### Set problem
Check each line below for "background" and report how many have it, nothing else.

[Dataset items]
==============================
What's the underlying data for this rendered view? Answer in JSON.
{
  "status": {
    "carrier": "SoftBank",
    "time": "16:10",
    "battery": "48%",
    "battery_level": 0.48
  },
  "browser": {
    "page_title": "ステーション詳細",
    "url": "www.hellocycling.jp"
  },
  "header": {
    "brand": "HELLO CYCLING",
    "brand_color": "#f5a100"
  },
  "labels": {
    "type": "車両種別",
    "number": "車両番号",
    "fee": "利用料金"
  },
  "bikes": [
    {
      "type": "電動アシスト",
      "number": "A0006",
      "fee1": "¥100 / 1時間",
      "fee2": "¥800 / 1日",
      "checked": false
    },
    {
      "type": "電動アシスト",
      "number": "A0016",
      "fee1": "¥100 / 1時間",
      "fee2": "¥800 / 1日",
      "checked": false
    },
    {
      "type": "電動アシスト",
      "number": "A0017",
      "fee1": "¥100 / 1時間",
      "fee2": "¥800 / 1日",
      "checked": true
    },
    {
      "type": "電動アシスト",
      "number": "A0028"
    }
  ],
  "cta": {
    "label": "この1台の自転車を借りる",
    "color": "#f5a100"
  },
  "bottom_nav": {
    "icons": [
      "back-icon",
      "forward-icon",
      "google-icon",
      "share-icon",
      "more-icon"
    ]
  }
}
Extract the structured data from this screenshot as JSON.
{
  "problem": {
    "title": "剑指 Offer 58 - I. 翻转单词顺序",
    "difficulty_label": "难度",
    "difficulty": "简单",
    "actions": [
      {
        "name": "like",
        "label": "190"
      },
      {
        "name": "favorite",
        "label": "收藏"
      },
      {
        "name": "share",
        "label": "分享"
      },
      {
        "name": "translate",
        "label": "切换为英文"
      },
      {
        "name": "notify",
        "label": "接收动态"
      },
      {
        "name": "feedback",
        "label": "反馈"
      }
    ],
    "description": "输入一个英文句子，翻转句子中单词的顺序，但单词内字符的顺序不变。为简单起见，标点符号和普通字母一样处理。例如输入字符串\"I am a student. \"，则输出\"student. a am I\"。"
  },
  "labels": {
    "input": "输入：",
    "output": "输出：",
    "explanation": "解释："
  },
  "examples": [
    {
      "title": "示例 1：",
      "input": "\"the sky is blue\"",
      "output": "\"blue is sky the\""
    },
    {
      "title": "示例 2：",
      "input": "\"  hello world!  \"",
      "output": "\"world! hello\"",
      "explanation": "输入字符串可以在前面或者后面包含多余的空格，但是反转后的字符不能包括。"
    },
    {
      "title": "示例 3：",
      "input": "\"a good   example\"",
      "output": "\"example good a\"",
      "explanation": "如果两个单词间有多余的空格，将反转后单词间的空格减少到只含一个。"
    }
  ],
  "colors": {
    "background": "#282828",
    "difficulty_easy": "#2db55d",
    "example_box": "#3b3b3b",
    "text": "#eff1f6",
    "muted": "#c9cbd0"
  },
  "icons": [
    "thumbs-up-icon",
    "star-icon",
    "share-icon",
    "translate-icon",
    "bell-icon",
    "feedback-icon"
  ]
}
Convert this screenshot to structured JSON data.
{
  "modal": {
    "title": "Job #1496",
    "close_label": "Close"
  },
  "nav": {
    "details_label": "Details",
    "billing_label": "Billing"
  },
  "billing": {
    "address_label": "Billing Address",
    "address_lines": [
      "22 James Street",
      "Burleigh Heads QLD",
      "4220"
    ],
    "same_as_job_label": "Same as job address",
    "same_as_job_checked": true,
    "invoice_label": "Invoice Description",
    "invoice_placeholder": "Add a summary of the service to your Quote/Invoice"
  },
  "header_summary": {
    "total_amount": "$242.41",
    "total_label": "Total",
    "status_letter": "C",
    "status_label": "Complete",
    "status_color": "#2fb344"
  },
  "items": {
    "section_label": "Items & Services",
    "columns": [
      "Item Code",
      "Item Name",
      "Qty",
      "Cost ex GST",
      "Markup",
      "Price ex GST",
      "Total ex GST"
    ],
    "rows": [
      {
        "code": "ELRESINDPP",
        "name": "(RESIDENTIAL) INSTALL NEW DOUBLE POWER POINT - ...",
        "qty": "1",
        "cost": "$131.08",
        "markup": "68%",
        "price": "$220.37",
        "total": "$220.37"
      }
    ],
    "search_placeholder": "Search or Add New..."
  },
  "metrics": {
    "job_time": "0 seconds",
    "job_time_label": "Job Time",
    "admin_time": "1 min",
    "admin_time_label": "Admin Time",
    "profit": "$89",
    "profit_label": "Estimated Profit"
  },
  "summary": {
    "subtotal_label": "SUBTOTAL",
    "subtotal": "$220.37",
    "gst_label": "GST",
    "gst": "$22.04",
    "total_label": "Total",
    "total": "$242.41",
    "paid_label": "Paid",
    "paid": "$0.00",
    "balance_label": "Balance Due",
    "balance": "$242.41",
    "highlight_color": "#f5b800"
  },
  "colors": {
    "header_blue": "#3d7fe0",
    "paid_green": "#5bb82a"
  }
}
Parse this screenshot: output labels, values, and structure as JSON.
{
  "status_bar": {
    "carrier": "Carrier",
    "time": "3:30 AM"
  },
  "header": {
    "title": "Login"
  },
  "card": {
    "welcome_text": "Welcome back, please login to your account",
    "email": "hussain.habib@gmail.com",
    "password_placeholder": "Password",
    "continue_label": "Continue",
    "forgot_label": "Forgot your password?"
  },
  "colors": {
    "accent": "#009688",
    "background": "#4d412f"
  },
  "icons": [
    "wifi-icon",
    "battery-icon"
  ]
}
==============================
### Reply
2